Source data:
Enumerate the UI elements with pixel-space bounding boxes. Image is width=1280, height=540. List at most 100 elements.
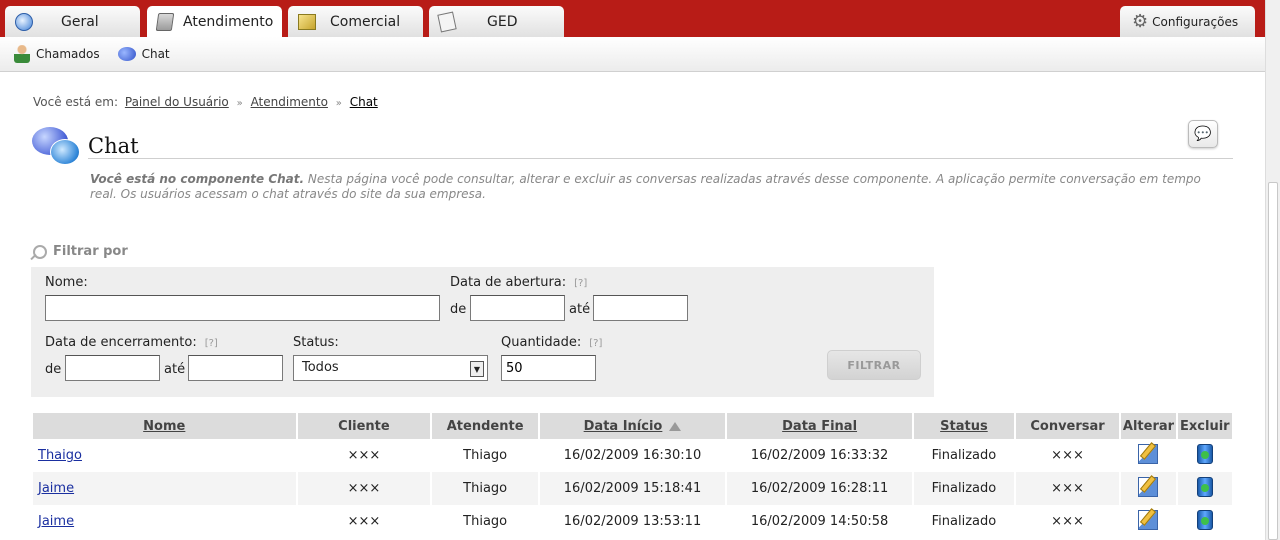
tab-label: Comercial: [330, 13, 401, 30]
column-header-nome[interactable]: Nome: [33, 413, 296, 439]
cell-data-inicio: 16/02/2009 13:53:11: [563, 514, 702, 529]
abertura-ate-input[interactable]: [593, 295, 688, 321]
magnifier-icon: [33, 244, 47, 259]
subnav-label: Chamados: [36, 47, 100, 61]
subnav-item-chat[interactable]: Chat: [117, 47, 170, 61]
column-header-status[interactable]: Status: [914, 413, 1014, 439]
page-title: Chat: [88, 134, 139, 158]
edit-icon[interactable]: [1138, 476, 1159, 497]
chat-bubbles-icon: [117, 47, 136, 61]
cell-status: Finalizado: [931, 448, 997, 463]
filter-heading: Filtrar por: [33, 244, 128, 259]
nome-input[interactable]: [45, 295, 440, 321]
sort-link-data-final[interactable]: Data Final: [782, 419, 857, 434]
table-row: Jaime ××× Thiago 16/02/2009 15:18:41 16/…: [33, 472, 1232, 505]
cell-cliente: ×××: [347, 448, 381, 463]
sort-link-nome[interactable]: Nome: [143, 419, 185, 434]
cell-excluir: [1177, 472, 1232, 505]
nome-link[interactable]: Jaime: [38, 481, 74, 496]
tab-label: Atendimento: [183, 13, 274, 30]
quantidade-help[interactable]: [?]: [589, 338, 602, 349]
abertura-label: Data de abertura: [?]: [450, 275, 587, 290]
encerramento-ate-label: até: [164, 362, 186, 377]
cell-atendente: Thiago: [432, 472, 538, 505]
cell-excluir: [1178, 439, 1232, 472]
column-header-atendente: Atendente: [432, 413, 538, 439]
nome-link[interactable]: Jaime: [38, 514, 74, 529]
chat-logo-icon: [32, 127, 80, 165]
delete-trash-icon[interactable]: [1196, 476, 1213, 497]
cell-atendente: Thiago: [463, 448, 508, 463]
filtrar-button[interactable]: FILTRAR: [827, 350, 921, 380]
edit-icon[interactable]: [1138, 443, 1159, 464]
encerramento-ate-input[interactable]: [188, 355, 283, 381]
cell-cliente: ×××: [297, 472, 431, 505]
configuracoes-label: Configurações: [1152, 14, 1239, 29]
breadcrumb-link-atendimento[interactable]: Atendimento: [251, 95, 328, 109]
sort-link-status[interactable]: Status: [940, 419, 988, 434]
chat-table: Nome Cliente Atendente Data Início Data …: [31, 413, 1234, 538]
status-select[interactable]: Todos ▼: [293, 355, 488, 381]
table-header-row: Nome Cliente Atendente Data Início Data …: [33, 413, 1232, 439]
cell-excluir: [1178, 505, 1232, 538]
cell-cliente: ×××: [347, 514, 381, 529]
scrollbar-thumb[interactable]: [1268, 182, 1278, 540]
column-header-data-inicio[interactable]: Data Início: [539, 413, 726, 439]
delete-trash-icon[interactable]: [1196, 443, 1213, 464]
breadcrumb-current[interactable]: Chat: [350, 95, 378, 109]
cell-alterar: [1121, 439, 1175, 472]
delete-trash-icon[interactable]: [1196, 509, 1213, 530]
quantidade-label-text: Quantidade:: [501, 335, 582, 350]
edit-icon[interactable]: [1138, 509, 1159, 530]
cell-conversar: ×××: [1015, 472, 1120, 505]
nome-link[interactable]: Thaigo: [38, 448, 82, 463]
subnav-label: Chat: [141, 47, 170, 61]
abertura-de-input[interactable]: [470, 295, 565, 321]
table-row: Jaime ××× Thiago 16/02/2009 13:53:11 16/…: [33, 505, 1232, 538]
title-divider: [88, 158, 1233, 159]
cell-alterar: [1121, 505, 1175, 538]
status-selected-value: Todos: [302, 360, 339, 375]
tab-geral[interactable]: Geral: [5, 6, 140, 37]
nome-label: Nome:: [45, 275, 88, 290]
column-header-conversar: Conversar: [1015, 413, 1120, 439]
encerramento-label-text: Data de encerramento:: [45, 335, 197, 350]
cell-status: Finalizado: [914, 472, 1014, 505]
chevron-down-icon[interactable]: ▼: [470, 361, 484, 377]
breadcrumb-prefix: Você está em:: [33, 95, 119, 109]
vertical-scrollbar[interactable]: [1265, 0, 1280, 540]
cell-data-inicio: 16/02/2009 16:30:10: [563, 448, 702, 463]
quantidade-label: Quantidade: [?]: [501, 335, 602, 350]
sub-navigation: Chamados Chat: [0, 37, 1266, 72]
abertura-help[interactable]: [?]: [574, 278, 587, 289]
globe-icon: [15, 12, 33, 31]
tab-ged[interactable]: GED: [429, 6, 564, 37]
cell-status: Finalizado: [931, 514, 997, 529]
tab-atendimento[interactable]: Atendimento: [147, 6, 282, 37]
sort-ascending-icon: [669, 421, 682, 431]
cell-data-final: 16/02/2009 16:28:11: [727, 472, 913, 505]
encerramento-de-label: de: [45, 362, 62, 377]
abertura-ate-label: até: [569, 302, 591, 317]
breadcrumb-link-painel[interactable]: Painel do Usuário: [125, 95, 229, 109]
cell-conversar: ×××: [1051, 514, 1084, 529]
column-header-alterar: Alterar: [1121, 413, 1176, 439]
configuracoes-button[interactable]: ⚙ Configurações: [1120, 6, 1255, 37]
gear-icon: ⚙: [1132, 10, 1149, 32]
encerramento-de-input[interactable]: [65, 355, 160, 381]
sort-link-data-inicio[interactable]: Data Início: [584, 419, 663, 434]
quantidade-input[interactable]: [501, 355, 596, 381]
person-icon: [14, 45, 30, 63]
encerramento-help[interactable]: [?]: [205, 338, 218, 349]
help-speech-bubble-icon[interactable]: 💬: [1188, 120, 1218, 148]
tab-comercial[interactable]: Comercial: [288, 6, 423, 37]
cell-nome: Jaime: [33, 472, 296, 505]
cell-atendente: Thiago: [463, 514, 508, 529]
table-row: Thaigo ××× Thiago 16/02/2009 16:30:10 16…: [33, 439, 1232, 472]
chart-icon: [298, 13, 316, 30]
description-bold: Você está no componente Chat.: [90, 172, 305, 186]
subnav-item-chamados[interactable]: Chamados: [14, 45, 100, 63]
cell-alterar: [1121, 472, 1176, 505]
abertura-label-text: Data de abertura:: [450, 275, 567, 290]
column-header-data-final[interactable]: Data Final: [727, 413, 913, 439]
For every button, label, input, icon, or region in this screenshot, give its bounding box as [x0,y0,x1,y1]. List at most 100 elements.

▶ **STATED TASK**: Switch "Finalizado" to "Concluído" everywhere in the lines above, change nothing else, and give all the lines again without the pictures.

▶ **SOLUTION FOR THIS TASK**:
Enumerate the UI elements with pixel-space bounding boxes. Image is width=1280, height=540. List at most 100 elements.
tab-label: Comercial: [330, 13, 401, 30]
column-header-nome[interactable]: Nome: [33, 413, 296, 439]
cell-data-inicio: 16/02/2009 13:53:11: [563, 514, 702, 529]
abertura-ate-input[interactable]: [593, 295, 688, 321]
magnifier-icon: [33, 244, 47, 259]
subnav-label: Chamados: [36, 47, 100, 61]
subnav-item-chat[interactable]: Chat: [117, 47, 170, 61]
column-header-status[interactable]: Status: [914, 413, 1014, 439]
page-title: Chat: [88, 134, 139, 158]
edit-icon[interactable]: [1138, 476, 1159, 497]
chat-bubbles-icon: [117, 47, 136, 61]
cell-status: Concluído: [931, 448, 997, 463]
filter-heading: Filtrar por: [33, 244, 128, 259]
nome-input[interactable]: [45, 295, 440, 321]
sort-link-data-final[interactable]: Data Final: [782, 419, 857, 434]
table-row: Jaime ××× Thiago 16/02/2009 15:18:41 16/…: [33, 472, 1232, 505]
cell-cliente: ×××: [347, 448, 381, 463]
sort-link-nome[interactable]: Nome: [143, 419, 185, 434]
cell-excluir: [1177, 472, 1232, 505]
nome-link[interactable]: Jaime: [38, 481, 74, 496]
tab-label: Atendimento: [183, 13, 274, 30]
quantidade-help[interactable]: [?]: [589, 338, 602, 349]
abertura-label: Data de abertura: [?]: [450, 275, 587, 290]
encerramento-ate-label: até: [164, 362, 186, 377]
cell-atendente: Thiago: [432, 472, 538, 505]
cell-excluir: [1178, 439, 1232, 472]
column-header-atendente: Atendente: [432, 413, 538, 439]
nome-link[interactable]: Jaime: [38, 514, 74, 529]
chat-logo-icon: [32, 127, 80, 165]
delete-trash-icon[interactable]: [1196, 476, 1213, 497]
cell-atendente: Thiago: [463, 448, 508, 463]
filtrar-button[interactable]: FILTRAR: [827, 350, 921, 380]
edit-icon[interactable]: [1138, 443, 1159, 464]
encerramento-ate-input[interactable]: [188, 355, 283, 381]
cell-cliente: ×××: [297, 472, 431, 505]
configuracoes-label: Configurações: [1152, 14, 1239, 29]
breadcrumb-link-atendimento[interactable]: Atendimento: [251, 95, 328, 109]
sort-link-status[interactable]: Status: [940, 419, 988, 434]
chat-table: Nome Cliente Atendente Data Início Data …: [31, 413, 1234, 538]
status-select[interactable]: Todos ▼: [293, 355, 488, 381]
table-header-row: Nome Cliente Atendente Data Início Data …: [33, 413, 1232, 439]
cell-excluir: [1178, 505, 1232, 538]
cell-cliente: ×××: [347, 514, 381, 529]
scrollbar-thumb[interactable]: [1268, 182, 1278, 540]
column-header-data-inicio[interactable]: Data Início: [539, 413, 726, 439]
delete-trash-icon[interactable]: [1196, 443, 1213, 464]
breadcrumb-current[interactable]: Chat: [350, 95, 378, 109]
cell-alterar: [1121, 439, 1175, 472]
delete-trash-icon[interactable]: [1196, 509, 1213, 530]
quantidade-label-text: Quantidade:: [501, 335, 582, 350]
edit-icon[interactable]: [1138, 509, 1159, 530]
cell-conversar: ×××: [1015, 472, 1120, 505]
nome-link[interactable]: Thaigo: [38, 448, 82, 463]
subnav-label: Chat: [141, 47, 170, 61]
abertura-de-input[interactable]: [470, 295, 565, 321]
table-row: Jaime ××× Thiago 16/02/2009 13:53:11 16/…: [33, 505, 1232, 538]
title-divider: [88, 158, 1233, 159]
cell-alterar: [1121, 505, 1175, 538]
status-selected-value: Todos: [302, 360, 339, 375]
tab-geral[interactable]: Geral: [5, 6, 140, 37]
nome-label: Nome:: [45, 275, 88, 290]
column-header-conversar: Conversar: [1015, 413, 1120, 439]
encerramento-label-text: Data de encerramento:: [45, 335, 197, 350]
cell-status: Concluído: [914, 472, 1014, 505]
chevron-down-icon[interactable]: ▼: [470, 361, 484, 377]
breadcrumb-prefix: Você está em:: [33, 95, 119, 109]
vertical-scrollbar[interactable]: [1265, 0, 1280, 540]
cell-data-inicio: 16/02/2009 16:30:10: [563, 448, 702, 463]
quantidade-label: Quantidade: [?]: [501, 335, 602, 350]
sub-navigation: Chamados Chat: [0, 37, 1266, 72]
abertura-help[interactable]: [?]: [574, 278, 587, 289]
globe-icon: [15, 12, 33, 31]
tab-ged[interactable]: GED: [429, 6, 564, 37]
cell-status: Concluído: [931, 514, 997, 529]
tab-atendimento[interactable]: Atendimento: [147, 6, 282, 37]
sort-ascending-icon: [669, 421, 682, 431]
cell-data-final: 16/02/2009 16:28:11: [727, 472, 913, 505]
encerramento-de-label: de: [45, 362, 62, 377]
abertura-ate-label: até: [569, 302, 591, 317]
breadcrumb-link-painel[interactable]: Painel do Usuário: [125, 95, 229, 109]
cell-conversar: ×××: [1051, 514, 1084, 529]
column-header-alterar: Alterar: [1121, 413, 1176, 439]
configuracoes-button[interactable]: ⚙ Configurações: [1120, 6, 1255, 37]
gear-icon: ⚙: [1132, 10, 1149, 32]
encerramento-de-input[interactable]: [65, 355, 160, 381]
sort-link-data-inicio[interactable]: Data Início: [584, 419, 663, 434]
quantidade-input[interactable]: [501, 355, 596, 381]
person-icon: [14, 45, 30, 63]
encerramento-help[interactable]: [?]: [205, 338, 218, 349]
help-speech-bubble-icon[interactable]: 💬: [1188, 120, 1218, 148]
tab-comercial[interactable]: Comercial: [288, 6, 423, 37]
cell-nome: Jaime: [33, 472, 296, 505]
cell-atendente: Thiago: [463, 514, 508, 529]
table-row: Thaigo ××× Thiago 16/02/2009 16:30:10 16…: [33, 439, 1232, 472]
chart-icon: [298, 13, 316, 30]
description-bold: Você está no componente Chat.: [90, 172, 305, 186]
subnav-item-chamados[interactable]: Chamados: [14, 45, 100, 63]
cell-alterar: [1121, 472, 1176, 505]
abertura-label-text: Data de abertura:: [450, 275, 567, 290]
column-header-data-final[interactable]: Data Final: [727, 413, 913, 439]
For every button, label, input, icon, or region in this screenshot, give its bounding box as [x0,y0,x1,y1]. List at most 100 elements.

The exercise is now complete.